Report every line from the material that contains the word "structured".

>>>>

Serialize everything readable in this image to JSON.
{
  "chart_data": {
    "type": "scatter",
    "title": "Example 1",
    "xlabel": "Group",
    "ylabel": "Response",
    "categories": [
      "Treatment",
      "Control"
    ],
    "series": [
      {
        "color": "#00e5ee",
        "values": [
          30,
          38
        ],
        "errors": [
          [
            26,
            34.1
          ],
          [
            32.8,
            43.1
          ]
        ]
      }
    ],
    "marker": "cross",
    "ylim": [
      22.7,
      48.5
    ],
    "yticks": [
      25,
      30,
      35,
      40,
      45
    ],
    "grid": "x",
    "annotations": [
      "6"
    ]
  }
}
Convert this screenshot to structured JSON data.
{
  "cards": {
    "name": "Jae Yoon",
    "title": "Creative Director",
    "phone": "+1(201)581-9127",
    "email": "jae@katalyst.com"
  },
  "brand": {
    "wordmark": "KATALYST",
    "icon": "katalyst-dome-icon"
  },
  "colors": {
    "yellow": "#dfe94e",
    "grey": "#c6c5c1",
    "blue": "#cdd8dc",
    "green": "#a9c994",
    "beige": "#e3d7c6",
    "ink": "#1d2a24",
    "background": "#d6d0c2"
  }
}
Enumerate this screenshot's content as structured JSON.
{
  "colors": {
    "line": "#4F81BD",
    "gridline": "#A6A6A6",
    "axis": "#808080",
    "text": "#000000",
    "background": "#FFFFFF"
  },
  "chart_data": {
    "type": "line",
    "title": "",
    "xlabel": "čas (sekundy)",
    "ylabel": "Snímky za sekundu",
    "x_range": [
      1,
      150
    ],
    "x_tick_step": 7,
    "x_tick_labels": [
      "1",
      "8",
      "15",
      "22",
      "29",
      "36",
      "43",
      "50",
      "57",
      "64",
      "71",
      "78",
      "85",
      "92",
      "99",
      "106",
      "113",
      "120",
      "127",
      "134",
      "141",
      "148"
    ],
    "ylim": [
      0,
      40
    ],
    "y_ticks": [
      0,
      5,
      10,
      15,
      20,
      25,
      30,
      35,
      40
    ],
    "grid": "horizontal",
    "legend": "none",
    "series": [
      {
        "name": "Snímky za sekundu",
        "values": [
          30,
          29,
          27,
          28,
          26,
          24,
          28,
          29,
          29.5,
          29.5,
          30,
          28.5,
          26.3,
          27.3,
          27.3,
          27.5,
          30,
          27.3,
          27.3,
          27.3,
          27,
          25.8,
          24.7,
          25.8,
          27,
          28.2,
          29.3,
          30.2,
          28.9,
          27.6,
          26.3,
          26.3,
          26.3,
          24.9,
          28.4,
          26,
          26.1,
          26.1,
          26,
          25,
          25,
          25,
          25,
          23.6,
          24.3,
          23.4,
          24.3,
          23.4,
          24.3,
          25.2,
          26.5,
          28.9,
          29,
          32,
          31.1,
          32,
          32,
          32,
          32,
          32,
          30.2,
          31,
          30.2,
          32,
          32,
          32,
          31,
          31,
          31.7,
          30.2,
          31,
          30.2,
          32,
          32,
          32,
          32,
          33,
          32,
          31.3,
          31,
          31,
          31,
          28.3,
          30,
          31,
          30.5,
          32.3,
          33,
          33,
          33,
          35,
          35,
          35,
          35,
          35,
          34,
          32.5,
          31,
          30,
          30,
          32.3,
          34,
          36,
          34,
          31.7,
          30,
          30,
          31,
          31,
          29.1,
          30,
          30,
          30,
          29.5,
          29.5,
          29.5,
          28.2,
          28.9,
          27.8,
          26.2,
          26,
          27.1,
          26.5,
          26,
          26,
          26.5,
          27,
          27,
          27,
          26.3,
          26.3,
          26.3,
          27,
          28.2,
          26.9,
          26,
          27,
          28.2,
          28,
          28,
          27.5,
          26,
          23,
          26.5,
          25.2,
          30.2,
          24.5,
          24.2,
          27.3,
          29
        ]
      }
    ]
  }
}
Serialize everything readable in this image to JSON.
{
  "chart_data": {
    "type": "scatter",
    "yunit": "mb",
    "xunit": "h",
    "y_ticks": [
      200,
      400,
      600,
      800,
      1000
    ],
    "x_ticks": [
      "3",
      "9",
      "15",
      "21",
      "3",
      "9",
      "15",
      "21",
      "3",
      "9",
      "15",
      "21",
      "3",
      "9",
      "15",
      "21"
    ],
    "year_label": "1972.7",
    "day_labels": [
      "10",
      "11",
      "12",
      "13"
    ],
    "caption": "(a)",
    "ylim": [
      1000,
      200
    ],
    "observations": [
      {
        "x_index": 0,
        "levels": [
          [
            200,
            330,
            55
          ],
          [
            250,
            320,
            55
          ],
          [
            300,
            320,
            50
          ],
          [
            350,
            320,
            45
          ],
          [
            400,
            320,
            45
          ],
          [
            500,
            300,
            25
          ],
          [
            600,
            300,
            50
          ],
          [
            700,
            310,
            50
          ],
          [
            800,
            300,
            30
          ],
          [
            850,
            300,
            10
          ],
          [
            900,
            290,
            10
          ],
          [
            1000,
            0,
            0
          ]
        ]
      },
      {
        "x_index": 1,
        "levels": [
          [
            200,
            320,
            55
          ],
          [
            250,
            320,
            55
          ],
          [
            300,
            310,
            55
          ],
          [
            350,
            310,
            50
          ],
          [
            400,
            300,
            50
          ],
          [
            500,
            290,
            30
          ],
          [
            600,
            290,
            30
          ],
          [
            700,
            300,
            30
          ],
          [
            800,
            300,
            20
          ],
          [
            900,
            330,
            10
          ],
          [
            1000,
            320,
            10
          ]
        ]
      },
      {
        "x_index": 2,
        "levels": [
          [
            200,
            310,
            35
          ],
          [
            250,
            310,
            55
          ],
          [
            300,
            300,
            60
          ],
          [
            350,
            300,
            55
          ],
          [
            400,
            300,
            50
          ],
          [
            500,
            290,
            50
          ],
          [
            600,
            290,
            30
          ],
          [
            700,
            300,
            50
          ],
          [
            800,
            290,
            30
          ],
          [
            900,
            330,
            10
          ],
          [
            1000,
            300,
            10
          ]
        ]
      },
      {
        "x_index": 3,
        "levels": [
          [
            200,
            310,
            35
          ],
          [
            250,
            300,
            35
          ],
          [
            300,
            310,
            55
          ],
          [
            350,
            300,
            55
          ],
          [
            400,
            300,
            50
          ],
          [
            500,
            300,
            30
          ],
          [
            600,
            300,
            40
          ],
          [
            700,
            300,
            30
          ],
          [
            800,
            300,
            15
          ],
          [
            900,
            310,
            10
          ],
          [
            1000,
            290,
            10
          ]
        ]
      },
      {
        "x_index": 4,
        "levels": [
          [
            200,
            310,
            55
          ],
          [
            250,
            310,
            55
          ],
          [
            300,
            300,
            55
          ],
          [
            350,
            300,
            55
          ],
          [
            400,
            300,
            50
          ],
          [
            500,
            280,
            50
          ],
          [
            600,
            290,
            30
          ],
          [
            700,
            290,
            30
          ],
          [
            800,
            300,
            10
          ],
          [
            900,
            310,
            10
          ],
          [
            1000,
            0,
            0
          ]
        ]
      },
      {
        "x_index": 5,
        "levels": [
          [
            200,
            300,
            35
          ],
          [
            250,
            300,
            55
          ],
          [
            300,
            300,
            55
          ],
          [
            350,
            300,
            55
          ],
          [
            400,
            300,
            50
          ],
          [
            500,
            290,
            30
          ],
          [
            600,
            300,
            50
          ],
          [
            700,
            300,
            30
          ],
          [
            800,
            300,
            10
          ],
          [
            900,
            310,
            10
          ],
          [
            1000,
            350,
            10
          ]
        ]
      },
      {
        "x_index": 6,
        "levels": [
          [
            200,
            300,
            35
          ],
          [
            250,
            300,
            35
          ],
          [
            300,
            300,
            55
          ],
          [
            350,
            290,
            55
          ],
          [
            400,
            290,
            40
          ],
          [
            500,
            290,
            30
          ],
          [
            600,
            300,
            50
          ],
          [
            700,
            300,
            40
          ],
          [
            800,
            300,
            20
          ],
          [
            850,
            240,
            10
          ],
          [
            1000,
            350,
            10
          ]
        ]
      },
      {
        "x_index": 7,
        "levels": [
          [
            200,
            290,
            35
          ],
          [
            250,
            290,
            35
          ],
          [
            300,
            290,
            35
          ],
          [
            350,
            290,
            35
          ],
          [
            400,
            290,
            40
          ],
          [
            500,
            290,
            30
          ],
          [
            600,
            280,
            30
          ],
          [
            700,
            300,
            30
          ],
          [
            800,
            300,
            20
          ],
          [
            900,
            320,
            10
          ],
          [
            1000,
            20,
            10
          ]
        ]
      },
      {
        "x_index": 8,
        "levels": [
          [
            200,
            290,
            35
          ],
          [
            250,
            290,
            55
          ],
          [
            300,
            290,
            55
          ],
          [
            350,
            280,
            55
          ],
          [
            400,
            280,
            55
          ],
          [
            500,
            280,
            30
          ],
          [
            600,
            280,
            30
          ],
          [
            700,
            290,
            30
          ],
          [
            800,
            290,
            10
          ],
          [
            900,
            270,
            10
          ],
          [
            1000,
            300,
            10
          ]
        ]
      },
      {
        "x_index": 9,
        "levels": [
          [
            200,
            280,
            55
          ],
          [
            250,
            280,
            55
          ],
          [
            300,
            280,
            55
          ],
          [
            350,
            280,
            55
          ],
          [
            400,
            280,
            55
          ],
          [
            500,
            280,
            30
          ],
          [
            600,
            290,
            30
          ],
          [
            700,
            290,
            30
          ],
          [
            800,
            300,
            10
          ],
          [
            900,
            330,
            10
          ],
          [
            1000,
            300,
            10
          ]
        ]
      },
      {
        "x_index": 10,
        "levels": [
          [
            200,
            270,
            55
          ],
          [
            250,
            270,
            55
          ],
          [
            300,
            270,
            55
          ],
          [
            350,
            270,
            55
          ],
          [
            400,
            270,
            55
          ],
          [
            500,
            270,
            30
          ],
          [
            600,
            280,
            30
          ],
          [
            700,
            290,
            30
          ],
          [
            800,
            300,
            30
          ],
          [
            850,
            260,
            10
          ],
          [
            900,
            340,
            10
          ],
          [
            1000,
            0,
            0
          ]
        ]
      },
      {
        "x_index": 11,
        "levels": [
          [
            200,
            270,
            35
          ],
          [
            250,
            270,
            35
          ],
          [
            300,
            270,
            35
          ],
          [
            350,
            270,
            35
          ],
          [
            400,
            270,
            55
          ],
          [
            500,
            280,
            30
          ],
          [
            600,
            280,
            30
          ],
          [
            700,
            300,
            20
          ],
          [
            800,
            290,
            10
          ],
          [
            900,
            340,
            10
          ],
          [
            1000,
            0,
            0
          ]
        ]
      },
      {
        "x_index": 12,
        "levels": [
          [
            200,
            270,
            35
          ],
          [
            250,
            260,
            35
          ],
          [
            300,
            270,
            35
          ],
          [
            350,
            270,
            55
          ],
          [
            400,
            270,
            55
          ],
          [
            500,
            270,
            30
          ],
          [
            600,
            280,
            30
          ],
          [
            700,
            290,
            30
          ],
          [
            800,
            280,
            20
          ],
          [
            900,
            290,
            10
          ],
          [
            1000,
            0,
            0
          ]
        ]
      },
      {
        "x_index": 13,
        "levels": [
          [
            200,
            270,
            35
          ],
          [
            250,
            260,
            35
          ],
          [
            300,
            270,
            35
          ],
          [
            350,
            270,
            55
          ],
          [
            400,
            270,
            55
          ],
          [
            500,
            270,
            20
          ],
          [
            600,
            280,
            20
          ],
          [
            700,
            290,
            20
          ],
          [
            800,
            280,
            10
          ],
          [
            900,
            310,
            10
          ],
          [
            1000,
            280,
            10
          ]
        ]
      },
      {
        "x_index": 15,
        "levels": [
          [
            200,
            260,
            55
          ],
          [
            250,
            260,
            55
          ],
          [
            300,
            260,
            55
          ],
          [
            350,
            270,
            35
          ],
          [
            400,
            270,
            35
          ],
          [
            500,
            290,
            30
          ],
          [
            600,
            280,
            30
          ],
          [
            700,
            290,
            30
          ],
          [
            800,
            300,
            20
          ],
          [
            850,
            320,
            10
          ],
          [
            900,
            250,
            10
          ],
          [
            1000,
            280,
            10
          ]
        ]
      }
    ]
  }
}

<<<<

- **Task solution**:
Convert this screenshot to structured JSON data.
Enumerate this screenshot's content as structured JSON.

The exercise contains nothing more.